:: RECORDS TO PROCESS ::

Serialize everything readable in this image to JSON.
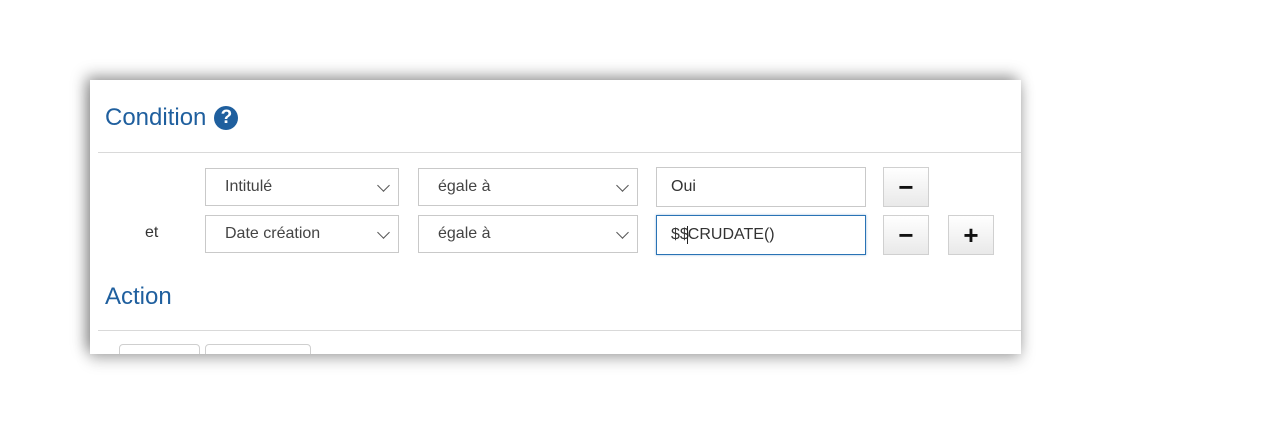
{
  "condition": {
    "title": "Condition",
    "help_icon": "question-circle-icon",
    "rows": [
      {
        "conjunction": "",
        "field": "Intitulé",
        "operator": "égale à",
        "value": "Oui",
        "value_before_caret": "",
        "value_after_caret": ""
      },
      {
        "conjunction": "et",
        "field": "Date création",
        "operator": "égale à",
        "value": "",
        "value_before_caret": "$$",
        "value_after_caret": "CRUDATE()"
      }
    ],
    "remove_label": "−",
    "add_label": "+"
  },
  "action": {
    "title": "Action"
  },
  "colors": {
    "title": "#1f5f9e",
    "focus_border": "#2a73b5"
  }
}
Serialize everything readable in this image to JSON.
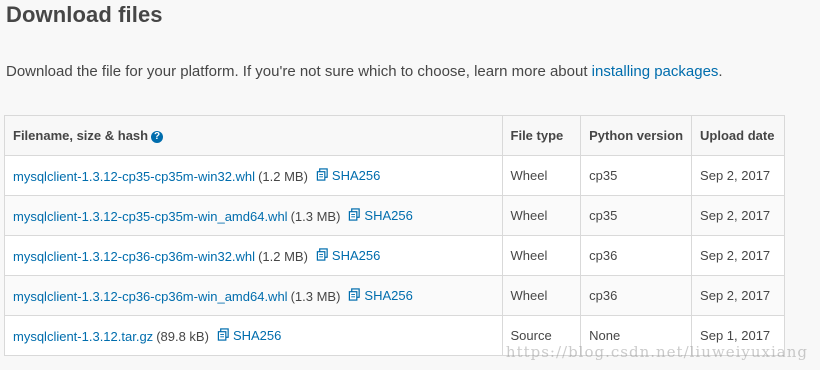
{
  "page": {
    "title": "Download files",
    "intro_text": "Download the file for your platform. If you're not sure which to choose, learn more about ",
    "intro_link": "installing packages",
    "intro_end": "."
  },
  "table": {
    "headers": {
      "filename": "Filename, size & hash",
      "file_type": "File type",
      "python_version": "Python version",
      "upload_date": "Upload date"
    },
    "hash_label": "SHA256",
    "rows": [
      {
        "filename": "mysqlclient-1.3.12-cp35-cp35m-win32.whl",
        "size": "(1.2 MB)",
        "file_type": "Wheel",
        "python_version": "cp35",
        "upload_date": "Sep 2, 2017"
      },
      {
        "filename": "mysqlclient-1.3.12-cp35-cp35m-win_amd64.whl",
        "size": "(1.3 MB)",
        "file_type": "Wheel",
        "python_version": "cp35",
        "upload_date": "Sep 2, 2017"
      },
      {
        "filename": "mysqlclient-1.3.12-cp36-cp36m-win32.whl",
        "size": "(1.2 MB)",
        "file_type": "Wheel",
        "python_version": "cp36",
        "upload_date": "Sep 2, 2017"
      },
      {
        "filename": "mysqlclient-1.3.12-cp36-cp36m-win_amd64.whl",
        "size": "(1.3 MB)",
        "file_type": "Wheel",
        "python_version": "cp36",
        "upload_date": "Sep 2, 2017"
      },
      {
        "filename": "mysqlclient-1.3.12.tar.gz",
        "size": "(89.8 kB)",
        "file_type": "Source",
        "python_version": "None",
        "upload_date": "Sep 1, 2017"
      }
    ]
  },
  "watermark": "https://blog.csdn.net/liuweiyuxiang",
  "colors": {
    "link": "#006dad",
    "text": "#464646",
    "border": "#d9d9d9",
    "background": "#f8f8f8"
  },
  "icons": {
    "help": "help-circle-icon",
    "hash": "copy-icon"
  }
}
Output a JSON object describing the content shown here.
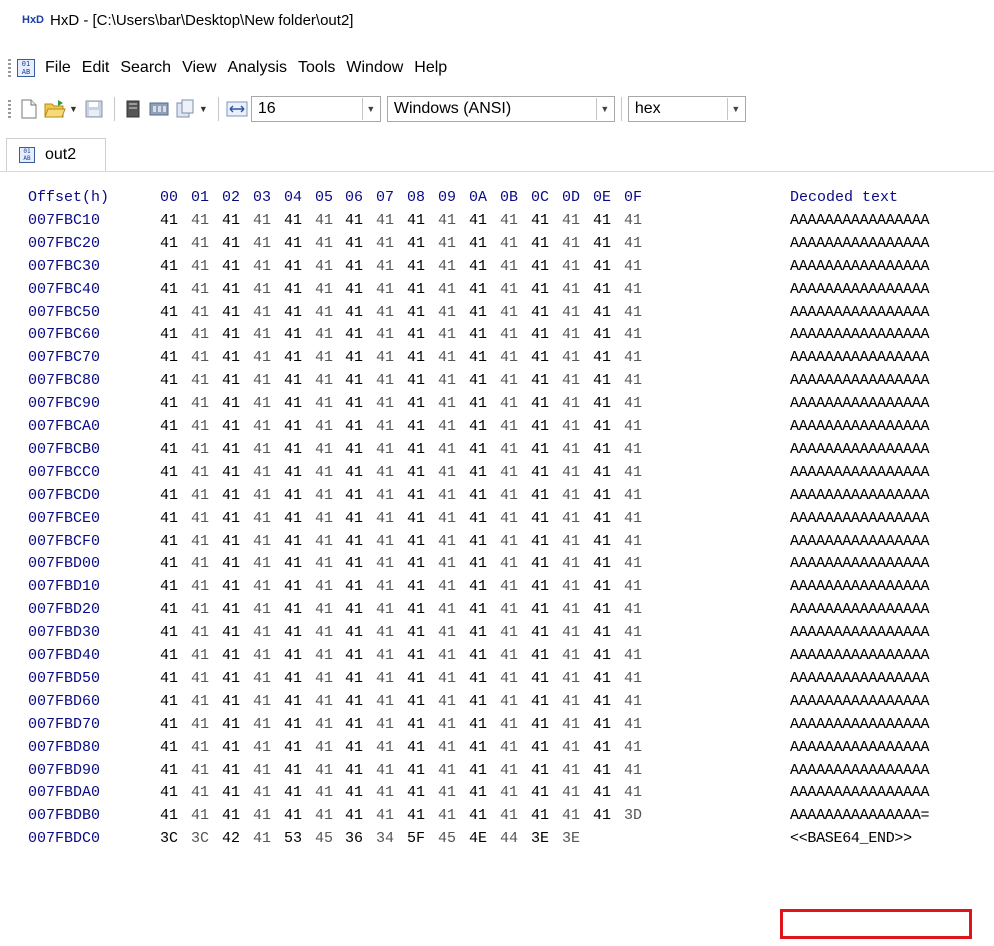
{
  "window": {
    "title": "HxD - [C:\\Users\\bar\\Desktop\\New folder\\out2]"
  },
  "menu": [
    "File",
    "Edit",
    "Search",
    "View",
    "Analysis",
    "Tools",
    "Window",
    "Help"
  ],
  "toolbar": {
    "icons": [
      "new-file-icon",
      "open-file-icon",
      "save-icon",
      "open-disk-icon",
      "open-ram-icon",
      "copy-data-icon"
    ],
    "bytes_per_row": "16",
    "charset": "Windows (ANSI)",
    "offset_base": "hex"
  },
  "tab": {
    "label": "out2"
  },
  "hex": {
    "header_offset": "Offset(h)",
    "header_cols": [
      "00",
      "01",
      "02",
      "03",
      "04",
      "05",
      "06",
      "07",
      "08",
      "09",
      "0A",
      "0B",
      "0C",
      "0D",
      "0E",
      "0F"
    ],
    "header_text": "Decoded text",
    "rows": [
      {
        "offset": "007FBC10",
        "bytes": [
          "41",
          "41",
          "41",
          "41",
          "41",
          "41",
          "41",
          "41",
          "41",
          "41",
          "41",
          "41",
          "41",
          "41",
          "41",
          "41"
        ],
        "text": "AAAAAAAAAAAAAAAA"
      },
      {
        "offset": "007FBC20",
        "bytes": [
          "41",
          "41",
          "41",
          "41",
          "41",
          "41",
          "41",
          "41",
          "41",
          "41",
          "41",
          "41",
          "41",
          "41",
          "41",
          "41"
        ],
        "text": "AAAAAAAAAAAAAAAA"
      },
      {
        "offset": "007FBC30",
        "bytes": [
          "41",
          "41",
          "41",
          "41",
          "41",
          "41",
          "41",
          "41",
          "41",
          "41",
          "41",
          "41",
          "41",
          "41",
          "41",
          "41"
        ],
        "text": "AAAAAAAAAAAAAAAA"
      },
      {
        "offset": "007FBC40",
        "bytes": [
          "41",
          "41",
          "41",
          "41",
          "41",
          "41",
          "41",
          "41",
          "41",
          "41",
          "41",
          "41",
          "41",
          "41",
          "41",
          "41"
        ],
        "text": "AAAAAAAAAAAAAAAA"
      },
      {
        "offset": "007FBC50",
        "bytes": [
          "41",
          "41",
          "41",
          "41",
          "41",
          "41",
          "41",
          "41",
          "41",
          "41",
          "41",
          "41",
          "41",
          "41",
          "41",
          "41"
        ],
        "text": "AAAAAAAAAAAAAAAA"
      },
      {
        "offset": "007FBC60",
        "bytes": [
          "41",
          "41",
          "41",
          "41",
          "41",
          "41",
          "41",
          "41",
          "41",
          "41",
          "41",
          "41",
          "41",
          "41",
          "41",
          "41"
        ],
        "text": "AAAAAAAAAAAAAAAA"
      },
      {
        "offset": "007FBC70",
        "bytes": [
          "41",
          "41",
          "41",
          "41",
          "41",
          "41",
          "41",
          "41",
          "41",
          "41",
          "41",
          "41",
          "41",
          "41",
          "41",
          "41"
        ],
        "text": "AAAAAAAAAAAAAAAA"
      },
      {
        "offset": "007FBC80",
        "bytes": [
          "41",
          "41",
          "41",
          "41",
          "41",
          "41",
          "41",
          "41",
          "41",
          "41",
          "41",
          "41",
          "41",
          "41",
          "41",
          "41"
        ],
        "text": "AAAAAAAAAAAAAAAA"
      },
      {
        "offset": "007FBC90",
        "bytes": [
          "41",
          "41",
          "41",
          "41",
          "41",
          "41",
          "41",
          "41",
          "41",
          "41",
          "41",
          "41",
          "41",
          "41",
          "41",
          "41"
        ],
        "text": "AAAAAAAAAAAAAAAA"
      },
      {
        "offset": "007FBCA0",
        "bytes": [
          "41",
          "41",
          "41",
          "41",
          "41",
          "41",
          "41",
          "41",
          "41",
          "41",
          "41",
          "41",
          "41",
          "41",
          "41",
          "41"
        ],
        "text": "AAAAAAAAAAAAAAAA"
      },
      {
        "offset": "007FBCB0",
        "bytes": [
          "41",
          "41",
          "41",
          "41",
          "41",
          "41",
          "41",
          "41",
          "41",
          "41",
          "41",
          "41",
          "41",
          "41",
          "41",
          "41"
        ],
        "text": "AAAAAAAAAAAAAAAA"
      },
      {
        "offset": "007FBCC0",
        "bytes": [
          "41",
          "41",
          "41",
          "41",
          "41",
          "41",
          "41",
          "41",
          "41",
          "41",
          "41",
          "41",
          "41",
          "41",
          "41",
          "41"
        ],
        "text": "AAAAAAAAAAAAAAAA"
      },
      {
        "offset": "007FBCD0",
        "bytes": [
          "41",
          "41",
          "41",
          "41",
          "41",
          "41",
          "41",
          "41",
          "41",
          "41",
          "41",
          "41",
          "41",
          "41",
          "41",
          "41"
        ],
        "text": "AAAAAAAAAAAAAAAA"
      },
      {
        "offset": "007FBCE0",
        "bytes": [
          "41",
          "41",
          "41",
          "41",
          "41",
          "41",
          "41",
          "41",
          "41",
          "41",
          "41",
          "41",
          "41",
          "41",
          "41",
          "41"
        ],
        "text": "AAAAAAAAAAAAAAAA"
      },
      {
        "offset": "007FBCF0",
        "bytes": [
          "41",
          "41",
          "41",
          "41",
          "41",
          "41",
          "41",
          "41",
          "41",
          "41",
          "41",
          "41",
          "41",
          "41",
          "41",
          "41"
        ],
        "text": "AAAAAAAAAAAAAAAA"
      },
      {
        "offset": "007FBD00",
        "bytes": [
          "41",
          "41",
          "41",
          "41",
          "41",
          "41",
          "41",
          "41",
          "41",
          "41",
          "41",
          "41",
          "41",
          "41",
          "41",
          "41"
        ],
        "text": "AAAAAAAAAAAAAAAA"
      },
      {
        "offset": "007FBD10",
        "bytes": [
          "41",
          "41",
          "41",
          "41",
          "41",
          "41",
          "41",
          "41",
          "41",
          "41",
          "41",
          "41",
          "41",
          "41",
          "41",
          "41"
        ],
        "text": "AAAAAAAAAAAAAAAA"
      },
      {
        "offset": "007FBD20",
        "bytes": [
          "41",
          "41",
          "41",
          "41",
          "41",
          "41",
          "41",
          "41",
          "41",
          "41",
          "41",
          "41",
          "41",
          "41",
          "41",
          "41"
        ],
        "text": "AAAAAAAAAAAAAAAA"
      },
      {
        "offset": "007FBD30",
        "bytes": [
          "41",
          "41",
          "41",
          "41",
          "41",
          "41",
          "41",
          "41",
          "41",
          "41",
          "41",
          "41",
          "41",
          "41",
          "41",
          "41"
        ],
        "text": "AAAAAAAAAAAAAAAA"
      },
      {
        "offset": "007FBD40",
        "bytes": [
          "41",
          "41",
          "41",
          "41",
          "41",
          "41",
          "41",
          "41",
          "41",
          "41",
          "41",
          "41",
          "41",
          "41",
          "41",
          "41"
        ],
        "text": "AAAAAAAAAAAAAAAA"
      },
      {
        "offset": "007FBD50",
        "bytes": [
          "41",
          "41",
          "41",
          "41",
          "41",
          "41",
          "41",
          "41",
          "41",
          "41",
          "41",
          "41",
          "41",
          "41",
          "41",
          "41"
        ],
        "text": "AAAAAAAAAAAAAAAA"
      },
      {
        "offset": "007FBD60",
        "bytes": [
          "41",
          "41",
          "41",
          "41",
          "41",
          "41",
          "41",
          "41",
          "41",
          "41",
          "41",
          "41",
          "41",
          "41",
          "41",
          "41"
        ],
        "text": "AAAAAAAAAAAAAAAA"
      },
      {
        "offset": "007FBD70",
        "bytes": [
          "41",
          "41",
          "41",
          "41",
          "41",
          "41",
          "41",
          "41",
          "41",
          "41",
          "41",
          "41",
          "41",
          "41",
          "41",
          "41"
        ],
        "text": "AAAAAAAAAAAAAAAA"
      },
      {
        "offset": "007FBD80",
        "bytes": [
          "41",
          "41",
          "41",
          "41",
          "41",
          "41",
          "41",
          "41",
          "41",
          "41",
          "41",
          "41",
          "41",
          "41",
          "41",
          "41"
        ],
        "text": "AAAAAAAAAAAAAAAA"
      },
      {
        "offset": "007FBD90",
        "bytes": [
          "41",
          "41",
          "41",
          "41",
          "41",
          "41",
          "41",
          "41",
          "41",
          "41",
          "41",
          "41",
          "41",
          "41",
          "41",
          "41"
        ],
        "text": "AAAAAAAAAAAAAAAA"
      },
      {
        "offset": "007FBDA0",
        "bytes": [
          "41",
          "41",
          "41",
          "41",
          "41",
          "41",
          "41",
          "41",
          "41",
          "41",
          "41",
          "41",
          "41",
          "41",
          "41",
          "41"
        ],
        "text": "AAAAAAAAAAAAAAAA"
      },
      {
        "offset": "007FBDB0",
        "bytes": [
          "41",
          "41",
          "41",
          "41",
          "41",
          "41",
          "41",
          "41",
          "41",
          "41",
          "41",
          "41",
          "41",
          "41",
          "41",
          "3D"
        ],
        "text": "AAAAAAAAAAAAAAA="
      },
      {
        "offset": "007FBDC0",
        "bytes": [
          "3C",
          "3C",
          "42",
          "41",
          "53",
          "45",
          "36",
          "34",
          "5F",
          "45",
          "4E",
          "44",
          "3E",
          "3E"
        ],
        "text": "<<BASE64_END>>"
      }
    ]
  },
  "colors": {
    "offset_text": "#0a0a86",
    "highlight_border": "#e0151b",
    "tab_border": "#d0d0d0"
  }
}
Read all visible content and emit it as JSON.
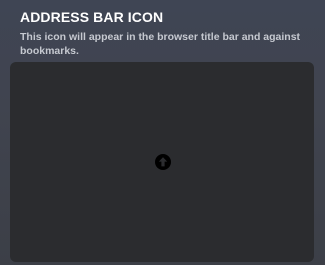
{
  "panel": {
    "title": "ADDRESS BAR ICON",
    "description": "This icon will appear in the browser title bar and against bookmarks."
  },
  "dropzone": {
    "icon": "upload-arrow-icon"
  },
  "colors": {
    "title_text": "#ffffff",
    "description_text": "#c6c9d0",
    "background": "#40444f",
    "dropzone_background": "#2b2c2f",
    "icon": "#000000"
  }
}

:::

THE EXERCISE
Search the data for "field". Copy every matching line.

TASK ANSWER
        "field": "Intitulé",
        "field": "Date création",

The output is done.